:: SOURCE EXCERPT ::
By FRANK T. CARLTON,

TOLEDO UNIVERSITY SCHOOL.

The Significance of the Arts and Crafts Movement.

DURING the last century the productive powers of man were multiplied many times by the utilization of the energy of coal and water through the agency of steam and electricity. As a result the human race has been lifted from a condition of struggle for the necessities of life to a higher plane of material comfort. With the increase of material wealth has been ushered in the new spirit of democracy. Leisure, culture, education, art and work are now conceived to be the birthright of all. Universal education and culture has heretofore been impossible because of the meager productivity of the unaided man. The arts and crafts movement of to-day is democratic. It proclaims to the world that beauty, skill and education are for all; and that the common thing should be made beautiful, and the beautiful, universal. If the machine enables us to produce the necessities of life for all, it is, nevertheless, the skilled human hand which must adorn and beautify these products. The hand must find its province where the machine can not go. In its proper sphere, the machine may make beautiful things, and may even excel the hand; it is not the use of the machine, but the abuse of machine production, which should be deprecated; without the machine much of our present material comfort would be impossible.

Art is a form of industry, and industry properly applied always brings forth a work of art. The mechanic, fashioning the accurate and splendid tool, produces a work of art; the man, forming with infinite care the lenses of the great Lick telescope, brings into being another work of art. The automatic screw machine and the steam engine are as certainly works of art as the painting or the sculpture of the great masters of the Renaissance. There is and can be no real art considered entirely apart and distinct from industry and the industrial life of the people. As Emerson has said: "Beauty must come back to the useful arts and the distinction between the final and the useful arts be forgotten." Art is a way of doing things and resides in the common as well as in the uncommon, at home as well as abroad, in the present as well as in the past.

The old craftsmen were artists. They wrought with infinite care as much for the satisfaction of doing good and true work as for the money value of the product. The products of the craftsman's skill were few, and only the ruling classes were privileged to possess them. The laboring masses were busily engaged in obtaining the bare necessities of life; no thought of comfort, art or education entered into their lives. The craftsman did unite art and industry; but the modern conception of democracy did not exist. On the other hand, the modern workman is only a link in a great industrial chain. He repeats, in a monotonous routine, certain simple movements; no realizing sense of the true social value or significance of the work which he performs ever comes to him. Long hours and routine work crush the individuality and ambition out of him.

The specialized worker necessarily has narrow views of life; his ability to enjoy is limited. The opportunity and privileges of both working and leisure hours are only partially utilized. It has been said that for a man of twenty, pleasure is business; of thirty, business is business; and of forty, business is pleasure. It might further be maintained that there is little pleasure outside of business for the ordinary man of forty or fifty. Business, the grind of daily life, has engrossed the entire energies of the man. Enjoyment in life means enjoyment of leisure and of work. The unskilled laborer, I fear, enjoys neither—why? His work is monotonous and wearing, the surroundings of home and workshop are not inspiring, and he has received no training which will aid him in finding and utilizing the few opportunities for rational enjoyment which come to him.
:::
OBJECTIVE
In the arts and crafts essay, what does the quoted line from Emerson say must come back to the useful arts? The material after this point is separate from the essay.
:: RECORDED DATA ::
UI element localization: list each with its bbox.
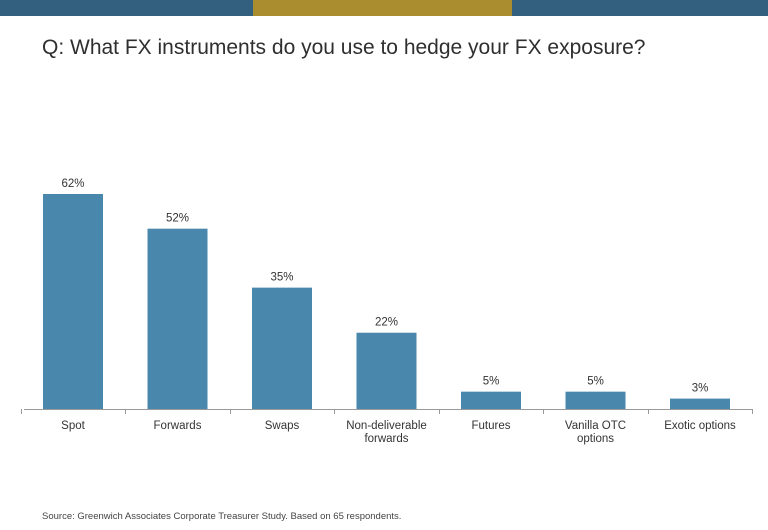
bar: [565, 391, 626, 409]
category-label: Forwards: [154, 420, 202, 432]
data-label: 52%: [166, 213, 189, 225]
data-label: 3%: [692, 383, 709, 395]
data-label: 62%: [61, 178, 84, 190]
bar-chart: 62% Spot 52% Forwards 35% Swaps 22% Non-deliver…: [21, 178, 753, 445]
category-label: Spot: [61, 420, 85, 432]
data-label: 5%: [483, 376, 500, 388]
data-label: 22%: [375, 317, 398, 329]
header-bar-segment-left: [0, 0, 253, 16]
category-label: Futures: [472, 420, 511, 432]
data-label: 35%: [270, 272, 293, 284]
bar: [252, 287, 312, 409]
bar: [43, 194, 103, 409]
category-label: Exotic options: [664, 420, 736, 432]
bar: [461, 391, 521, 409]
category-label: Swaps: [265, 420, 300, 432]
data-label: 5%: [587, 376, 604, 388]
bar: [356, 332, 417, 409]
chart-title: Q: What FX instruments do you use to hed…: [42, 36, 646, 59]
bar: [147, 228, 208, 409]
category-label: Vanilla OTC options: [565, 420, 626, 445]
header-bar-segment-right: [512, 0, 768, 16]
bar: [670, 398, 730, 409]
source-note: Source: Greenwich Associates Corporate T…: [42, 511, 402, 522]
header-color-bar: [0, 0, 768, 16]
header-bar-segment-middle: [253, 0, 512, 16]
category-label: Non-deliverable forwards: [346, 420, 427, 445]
:::
:: RECORDED DATA ::
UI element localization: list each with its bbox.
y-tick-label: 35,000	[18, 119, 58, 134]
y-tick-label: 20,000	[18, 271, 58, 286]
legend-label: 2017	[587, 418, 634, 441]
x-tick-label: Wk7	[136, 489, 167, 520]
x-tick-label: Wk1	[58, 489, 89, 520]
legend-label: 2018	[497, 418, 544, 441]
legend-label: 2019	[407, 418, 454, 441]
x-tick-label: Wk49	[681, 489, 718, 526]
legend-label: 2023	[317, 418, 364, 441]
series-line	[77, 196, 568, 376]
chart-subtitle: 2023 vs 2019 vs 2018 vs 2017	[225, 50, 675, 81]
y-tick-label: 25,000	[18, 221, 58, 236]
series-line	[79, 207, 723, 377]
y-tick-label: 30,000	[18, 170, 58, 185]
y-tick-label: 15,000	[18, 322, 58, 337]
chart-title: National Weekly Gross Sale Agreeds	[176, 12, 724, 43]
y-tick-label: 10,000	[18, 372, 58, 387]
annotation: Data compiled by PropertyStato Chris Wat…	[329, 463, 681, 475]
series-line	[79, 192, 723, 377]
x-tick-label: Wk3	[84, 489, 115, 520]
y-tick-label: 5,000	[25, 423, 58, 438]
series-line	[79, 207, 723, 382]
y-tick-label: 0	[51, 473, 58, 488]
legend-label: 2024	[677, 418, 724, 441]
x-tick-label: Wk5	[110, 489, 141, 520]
:::
RESULT OF THE EXERCISE
Beauty.